→ EXERCISE INSTRUCTIONS
Reproduce everything from the first line of the material down to and including the line that contains "- active-issues-label: Active".

--- begin AVAILABLE RECORDS ---

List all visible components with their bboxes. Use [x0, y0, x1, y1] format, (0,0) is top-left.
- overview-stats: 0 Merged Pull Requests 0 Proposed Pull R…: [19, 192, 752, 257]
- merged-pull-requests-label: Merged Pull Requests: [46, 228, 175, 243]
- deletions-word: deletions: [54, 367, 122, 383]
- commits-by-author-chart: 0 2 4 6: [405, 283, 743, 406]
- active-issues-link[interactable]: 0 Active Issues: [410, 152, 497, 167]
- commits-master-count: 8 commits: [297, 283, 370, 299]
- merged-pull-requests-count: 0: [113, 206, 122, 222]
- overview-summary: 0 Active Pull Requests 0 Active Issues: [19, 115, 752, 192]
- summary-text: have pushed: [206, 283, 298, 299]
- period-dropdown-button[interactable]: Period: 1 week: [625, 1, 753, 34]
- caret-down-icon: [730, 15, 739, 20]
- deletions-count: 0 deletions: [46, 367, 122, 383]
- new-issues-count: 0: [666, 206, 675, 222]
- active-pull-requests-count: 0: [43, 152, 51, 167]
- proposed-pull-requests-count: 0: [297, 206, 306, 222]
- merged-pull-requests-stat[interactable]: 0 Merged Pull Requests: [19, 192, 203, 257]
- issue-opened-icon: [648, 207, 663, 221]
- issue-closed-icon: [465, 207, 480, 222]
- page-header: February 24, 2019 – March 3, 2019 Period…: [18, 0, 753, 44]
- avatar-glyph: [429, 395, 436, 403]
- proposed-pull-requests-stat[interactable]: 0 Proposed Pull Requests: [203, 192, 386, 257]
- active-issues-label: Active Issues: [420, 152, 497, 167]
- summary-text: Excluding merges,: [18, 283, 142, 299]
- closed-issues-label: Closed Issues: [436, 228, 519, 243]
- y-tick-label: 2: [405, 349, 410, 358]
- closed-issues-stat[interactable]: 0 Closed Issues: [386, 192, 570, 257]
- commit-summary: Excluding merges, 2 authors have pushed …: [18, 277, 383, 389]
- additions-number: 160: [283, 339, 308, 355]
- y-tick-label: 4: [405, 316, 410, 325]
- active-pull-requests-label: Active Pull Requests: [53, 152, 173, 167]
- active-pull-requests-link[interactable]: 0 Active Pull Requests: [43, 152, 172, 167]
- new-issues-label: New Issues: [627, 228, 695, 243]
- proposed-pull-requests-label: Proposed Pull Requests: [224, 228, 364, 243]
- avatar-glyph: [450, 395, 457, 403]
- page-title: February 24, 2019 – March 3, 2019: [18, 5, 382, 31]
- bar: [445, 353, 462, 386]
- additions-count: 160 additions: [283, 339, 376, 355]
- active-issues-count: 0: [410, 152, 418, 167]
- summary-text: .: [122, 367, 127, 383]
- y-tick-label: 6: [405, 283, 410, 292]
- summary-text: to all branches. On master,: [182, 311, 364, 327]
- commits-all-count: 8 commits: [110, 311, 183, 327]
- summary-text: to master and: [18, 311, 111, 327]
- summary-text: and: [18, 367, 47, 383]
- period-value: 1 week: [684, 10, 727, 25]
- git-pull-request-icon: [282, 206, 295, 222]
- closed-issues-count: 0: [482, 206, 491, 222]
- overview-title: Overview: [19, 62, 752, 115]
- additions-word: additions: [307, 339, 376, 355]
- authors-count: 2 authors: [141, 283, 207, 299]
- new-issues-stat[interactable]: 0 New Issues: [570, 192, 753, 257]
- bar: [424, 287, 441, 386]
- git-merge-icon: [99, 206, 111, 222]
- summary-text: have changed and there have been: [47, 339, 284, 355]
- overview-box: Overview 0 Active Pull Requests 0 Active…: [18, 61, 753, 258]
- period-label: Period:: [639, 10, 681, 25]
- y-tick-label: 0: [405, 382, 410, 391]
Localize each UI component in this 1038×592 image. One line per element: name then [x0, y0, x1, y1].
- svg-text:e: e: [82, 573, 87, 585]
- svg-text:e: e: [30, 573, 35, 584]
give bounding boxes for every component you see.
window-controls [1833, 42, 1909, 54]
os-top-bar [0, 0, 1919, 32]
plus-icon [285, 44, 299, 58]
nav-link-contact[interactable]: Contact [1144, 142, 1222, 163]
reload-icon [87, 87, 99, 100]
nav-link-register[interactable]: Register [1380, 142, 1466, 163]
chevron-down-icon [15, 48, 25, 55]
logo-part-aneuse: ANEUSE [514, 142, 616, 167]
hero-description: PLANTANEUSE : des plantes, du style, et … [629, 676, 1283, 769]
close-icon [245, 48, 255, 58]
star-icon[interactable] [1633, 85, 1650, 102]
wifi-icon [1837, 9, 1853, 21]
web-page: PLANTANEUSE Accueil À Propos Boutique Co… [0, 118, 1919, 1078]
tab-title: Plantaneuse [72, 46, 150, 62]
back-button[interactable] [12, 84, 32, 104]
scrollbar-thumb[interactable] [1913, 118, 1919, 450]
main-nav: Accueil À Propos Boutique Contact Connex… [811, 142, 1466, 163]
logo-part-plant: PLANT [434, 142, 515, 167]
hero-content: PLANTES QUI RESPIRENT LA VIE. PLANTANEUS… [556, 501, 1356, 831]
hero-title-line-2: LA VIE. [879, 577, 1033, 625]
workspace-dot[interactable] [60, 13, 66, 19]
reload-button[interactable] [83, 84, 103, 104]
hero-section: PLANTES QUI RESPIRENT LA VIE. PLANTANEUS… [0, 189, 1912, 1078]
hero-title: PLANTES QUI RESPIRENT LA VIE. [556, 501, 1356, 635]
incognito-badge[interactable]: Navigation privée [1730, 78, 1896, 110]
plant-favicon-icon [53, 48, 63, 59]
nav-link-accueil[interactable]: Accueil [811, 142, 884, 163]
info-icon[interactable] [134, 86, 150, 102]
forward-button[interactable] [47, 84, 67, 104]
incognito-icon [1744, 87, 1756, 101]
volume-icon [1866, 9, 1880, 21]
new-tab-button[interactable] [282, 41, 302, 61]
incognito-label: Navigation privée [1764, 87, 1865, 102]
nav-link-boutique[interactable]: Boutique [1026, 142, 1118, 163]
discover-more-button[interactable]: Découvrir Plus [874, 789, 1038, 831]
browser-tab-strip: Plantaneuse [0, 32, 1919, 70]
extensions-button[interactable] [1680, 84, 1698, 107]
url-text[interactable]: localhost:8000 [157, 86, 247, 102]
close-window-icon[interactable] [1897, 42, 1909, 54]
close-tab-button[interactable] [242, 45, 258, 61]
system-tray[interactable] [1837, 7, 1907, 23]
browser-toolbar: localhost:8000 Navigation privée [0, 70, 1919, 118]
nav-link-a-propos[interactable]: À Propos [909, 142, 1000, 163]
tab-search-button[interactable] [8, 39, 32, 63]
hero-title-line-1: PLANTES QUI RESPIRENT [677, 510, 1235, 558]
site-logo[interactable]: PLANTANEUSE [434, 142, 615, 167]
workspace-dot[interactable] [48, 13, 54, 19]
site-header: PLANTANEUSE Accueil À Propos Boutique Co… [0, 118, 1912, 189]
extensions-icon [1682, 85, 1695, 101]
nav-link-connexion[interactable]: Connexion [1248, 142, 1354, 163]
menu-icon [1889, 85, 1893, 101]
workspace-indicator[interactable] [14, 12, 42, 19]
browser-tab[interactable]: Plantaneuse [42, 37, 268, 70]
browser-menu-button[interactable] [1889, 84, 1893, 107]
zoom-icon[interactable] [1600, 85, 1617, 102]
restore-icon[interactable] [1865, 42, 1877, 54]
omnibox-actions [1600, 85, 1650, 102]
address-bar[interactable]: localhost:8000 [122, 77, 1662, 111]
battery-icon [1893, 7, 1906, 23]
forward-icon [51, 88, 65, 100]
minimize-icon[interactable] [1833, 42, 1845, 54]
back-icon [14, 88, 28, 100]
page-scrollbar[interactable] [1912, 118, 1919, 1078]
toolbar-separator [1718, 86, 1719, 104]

--- end AVAILABLE RECORDS ---

→ TASK SOLUTION
List all visible components with their bboxes. Use [x0, y0, x1, y1] format, (0,0) is top-left.
- overview-stats: 0 Merged Pull Requests 0 Proposed Pull R…: [19, 192, 752, 257]
- merged-pull-requests-label: Merged Pull Requests: [46, 228, 175, 243]
- deletions-word: deletions: [54, 367, 122, 383]
- commits-by-author-chart: 0 2 4 6: [405, 283, 743, 406]
- active-issues-link[interactable]: 0 Active Issues: [410, 152, 497, 167]
- commits-master-count: 8 commits: [297, 283, 370, 299]
- merged-pull-requests-count: 0: [113, 206, 122, 222]
- overview-summary: 0 Active Pull Requests 0 Active Issues: [19, 115, 752, 192]
- summary-text: have pushed: [206, 283, 298, 299]
- period-dropdown-button[interactable]: Period: 1 week: [625, 1, 753, 34]
- caret-down-icon: [730, 15, 739, 20]
- deletions-count: 0 deletions: [46, 367, 122, 383]
- new-issues-count: 0: [666, 206, 675, 222]
- active-pull-requests-count: 0: [43, 152, 51, 167]
- proposed-pull-requests-count: 0: [297, 206, 306, 222]
- merged-pull-requests-stat[interactable]: 0 Merged Pull Requests: [19, 192, 203, 257]
- issue-opened-icon: [648, 207, 663, 221]
- issue-closed-icon: [465, 207, 480, 222]
- page-header: February 24, 2019 – March 3, 2019 Period…: [18, 0, 753, 44]
- avatar-glyph: [429, 395, 436, 403]
- proposed-pull-requests-stat[interactable]: 0 Proposed Pull Requests: [203, 192, 386, 257]
- active-issues-label: Active Issues: [420, 152, 497, 167]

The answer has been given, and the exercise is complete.